===== Data in this exercise

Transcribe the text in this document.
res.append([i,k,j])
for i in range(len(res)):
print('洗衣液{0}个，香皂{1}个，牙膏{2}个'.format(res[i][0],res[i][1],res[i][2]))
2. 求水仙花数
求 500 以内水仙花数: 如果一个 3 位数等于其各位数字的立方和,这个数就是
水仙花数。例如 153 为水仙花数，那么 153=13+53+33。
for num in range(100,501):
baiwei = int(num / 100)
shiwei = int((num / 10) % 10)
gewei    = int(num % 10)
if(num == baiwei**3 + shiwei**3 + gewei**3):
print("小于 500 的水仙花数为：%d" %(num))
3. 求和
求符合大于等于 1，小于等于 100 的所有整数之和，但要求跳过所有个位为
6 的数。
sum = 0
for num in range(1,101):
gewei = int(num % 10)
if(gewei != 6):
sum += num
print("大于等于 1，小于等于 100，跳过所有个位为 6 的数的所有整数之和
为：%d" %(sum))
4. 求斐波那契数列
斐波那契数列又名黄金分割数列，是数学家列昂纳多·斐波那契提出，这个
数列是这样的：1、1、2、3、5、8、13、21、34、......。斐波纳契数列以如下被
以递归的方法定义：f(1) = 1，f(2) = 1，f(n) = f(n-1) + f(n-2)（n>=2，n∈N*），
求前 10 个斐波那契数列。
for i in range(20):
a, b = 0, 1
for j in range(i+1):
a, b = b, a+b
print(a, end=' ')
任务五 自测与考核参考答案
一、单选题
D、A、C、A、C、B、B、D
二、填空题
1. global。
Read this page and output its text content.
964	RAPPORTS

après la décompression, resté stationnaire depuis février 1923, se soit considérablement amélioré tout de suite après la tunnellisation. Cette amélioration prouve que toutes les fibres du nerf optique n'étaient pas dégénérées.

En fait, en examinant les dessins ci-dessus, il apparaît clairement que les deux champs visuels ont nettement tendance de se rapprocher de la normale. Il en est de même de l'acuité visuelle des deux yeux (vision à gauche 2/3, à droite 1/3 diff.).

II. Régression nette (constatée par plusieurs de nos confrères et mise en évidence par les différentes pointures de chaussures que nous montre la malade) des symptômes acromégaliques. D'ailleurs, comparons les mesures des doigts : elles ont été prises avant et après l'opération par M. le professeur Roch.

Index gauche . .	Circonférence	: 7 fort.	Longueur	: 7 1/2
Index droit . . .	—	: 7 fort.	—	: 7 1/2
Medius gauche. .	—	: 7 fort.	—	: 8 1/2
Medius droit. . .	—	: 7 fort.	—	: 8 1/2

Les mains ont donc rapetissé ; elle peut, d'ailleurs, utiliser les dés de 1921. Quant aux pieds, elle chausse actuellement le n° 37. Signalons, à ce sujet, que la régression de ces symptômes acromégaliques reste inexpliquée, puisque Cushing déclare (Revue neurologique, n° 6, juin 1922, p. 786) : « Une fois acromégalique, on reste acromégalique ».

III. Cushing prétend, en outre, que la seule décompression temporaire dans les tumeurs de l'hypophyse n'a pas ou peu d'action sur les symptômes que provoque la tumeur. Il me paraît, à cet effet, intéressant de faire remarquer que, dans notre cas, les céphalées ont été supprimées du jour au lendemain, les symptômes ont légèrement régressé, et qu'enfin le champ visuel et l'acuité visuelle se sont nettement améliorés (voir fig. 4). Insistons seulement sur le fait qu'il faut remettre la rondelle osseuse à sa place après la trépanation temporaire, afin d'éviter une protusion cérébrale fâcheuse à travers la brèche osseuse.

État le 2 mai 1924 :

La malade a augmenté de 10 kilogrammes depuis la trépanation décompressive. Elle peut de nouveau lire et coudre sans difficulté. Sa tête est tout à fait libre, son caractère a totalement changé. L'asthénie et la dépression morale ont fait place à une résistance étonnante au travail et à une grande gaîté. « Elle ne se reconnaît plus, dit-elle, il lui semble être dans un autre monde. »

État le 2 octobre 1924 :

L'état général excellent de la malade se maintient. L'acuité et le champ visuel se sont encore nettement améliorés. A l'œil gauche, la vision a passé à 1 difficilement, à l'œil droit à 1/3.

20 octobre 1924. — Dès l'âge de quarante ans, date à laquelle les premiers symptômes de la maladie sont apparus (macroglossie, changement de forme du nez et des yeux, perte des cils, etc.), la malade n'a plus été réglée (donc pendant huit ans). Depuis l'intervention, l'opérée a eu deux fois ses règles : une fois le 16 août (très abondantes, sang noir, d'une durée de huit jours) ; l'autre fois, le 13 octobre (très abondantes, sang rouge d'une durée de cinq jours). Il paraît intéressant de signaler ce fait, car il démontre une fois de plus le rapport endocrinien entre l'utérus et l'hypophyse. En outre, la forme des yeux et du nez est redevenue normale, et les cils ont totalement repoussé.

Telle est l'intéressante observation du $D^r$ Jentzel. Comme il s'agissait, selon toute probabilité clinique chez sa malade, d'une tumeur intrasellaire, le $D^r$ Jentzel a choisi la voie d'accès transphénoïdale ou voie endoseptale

==========

- Problem
Output the data above exactly, please, line for line.

- Worked solution
Transcribe the text in this document.
res.append([i,k,j])
for i in range(len(res)):
print('洗衣液{0}个，香皂{1}个，牙膏{2}个'.format(res[i][0],res[i][1],res[i][2]))
2. 求水仙花数
求 500 以内水仙花数: 如果一个 3 位数等于其各位数字的立方和,这个数就是
水仙花数。例如 153 为水仙花数，那么 153=13+53+33。
for num in range(100,501):
baiwei = int(num / 100)
shiwei = int((num / 10) % 10)
gewei    = int(num % 10)
if(num == baiwei**3 + shiwei**3 + gewei**3):
print("小于 500 的水仙花数为：%d" %(num))
3. 求和
求符合大于等于 1，小于等于 100 的所有整数之和，但要求跳过所有个位为
6 的数。
sum = 0
for num in range(1,101):
gewei = int(num % 10)
if(gewei != 6):
sum += num
print("大于等于 1，小于等于 100，跳过所有个位为 6 的数的所有整数之和
为：%d" %(sum))
4. 求斐波那契数列
斐波那契数列又名黄金分割数列，是数学家列昂纳多·斐波那契提出，这个
数列是这样的：1、1、2、3、5、8、13、21、34、......。斐波纳契数列以如下被
以递归的方法定义：f(1) = 1，f(2) = 1，f(n) = f(n-1) + f(n-2)（n>=2，n∈N*），
求前 10 个斐波那契数列。
for i in range(20):
a, b = 0, 1
for j in range(i+1):
a, b = b, a+b
print(a, end=' ')
任务五 自测与考核参考答案
一、单选题
D、A、C、A、C、B、B、D
二、填空题
1. global。
Read this page and output its text content.
964	RAPPORTS

après la décompression, resté stationnaire depuis février 1923, se soit considérablement amélioré tout de suite après la tunnellisation. Cette amélioration prouve que toutes les fibres du nerf optique n'étaient pas dégénérées.

En fait, en examinant les dessins ci-dessus, il apparaît clairement que les deux champs visuels ont nettement tendance de se rapprocher de la normale. Il en est de même de l'acuité visuelle des deux yeux (vision à gauche 2/3, à droite 1/3 diff.).

II. Régression nette (constatée par plusieurs de nos confrères et mise en évidence par les différentes pointures de chaussures que nous montre la malade) des symptômes acromégaliques. D'ailleurs, comparons les mesures des doigts : elles ont été prises avant et après l'opération par M. le professeur Roch.

Index gauche . .	Circonférence	: 7 fort.	Longueur	: 7 1/2
Index droit . . .	—	: 7 fort.	—	: 7 1/2
Medius gauche. .	—	: 7 fort.	—	: 8 1/2
Medius droit. . .	—	: 7 fort.	—	: 8 1/2

Les mains ont donc rapetissé ; elle peut, d'ailleurs, utiliser les dés de 1921. Quant aux pieds, elle chausse actuellement le n° 37. Signalons, à ce sujet, que la régression de ces symptômes acromégaliques reste inexpliquée, puisque Cushing déclare (Revue neurologique, n° 6, juin 1922, p. 786) : « Une fois acromégalique, on reste acromégalique ».

III. Cushing prétend, en outre, que la seule décompression temporaire dans les tumeurs de l'hypophyse n'a pas ou peu d'action sur les symptômes que provoque la tumeur. Il me paraît, à cet effet, intéressant de faire remarquer que, dans notre cas, les céphalées ont été supprimées du jour au lendemain, les symptômes ont légèrement régressé, et qu'enfin le champ visuel et l'acuité visuelle se sont nettement améliorés (voir fig. 4). Insistons seulement sur le fait qu'il faut remettre la rondelle osseuse à sa place après la trépanation temporaire, afin d'éviter une protusion cérébrale fâcheuse à travers la brèche osseuse.

État le 2 mai 1924 :

La malade a augmenté de 10 kilogrammes depuis la trépanation décompressive. Elle peut de nouveau lire et coudre sans difficulté. Sa tête est tout à fait libre, son caractère a totalement changé. L'asthénie et la dépression morale ont fait place à une résistance étonnante au travail et à une grande gaîté. « Elle ne se reconnaît plus, dit-elle, il lui semble être dans un autre monde. »

État le 2 octobre 1924 :

L'état général excellent de la malade se maintient. L'acuité et le champ visuel se sont encore nettement améliorés. A l'œil gauche, la vision a passé à 1 difficilement, à l'œil droit à 1/3.

20 octobre 1924. — Dès l'âge de quarante ans, date à laquelle les premiers symptômes de la maladie sont apparus (macroglossie, changement de forme du nez et des yeux, perte des cils, etc.), la malade n'a plus été réglée (donc pendant huit ans). Depuis l'intervention, l'opérée a eu deux fois ses règles : une fois le 16 août (très abondantes, sang noir, d'une durée de huit jours) ; l'autre fois, le 13 octobre (très abondantes, sang rouge d'une durée de cinq jours). Il paraît intéressant de signaler ce fait, car il démontre une fois de plus le rapport endocrinien entre l'utérus et l'hypophyse. En outre, la forme des yeux et du nez est redevenue normale, et les cils ont totalement repoussé.

Telle est l'intéressante observation du $D^r$ Jentzel. Comme il s'agissait, selon toute probabilité clinique chez sa malade, d'une tumeur intrasellaire, le $D^r$ Jentzel a choisi la voie d'accès transphénoïdale ou voie endoseptale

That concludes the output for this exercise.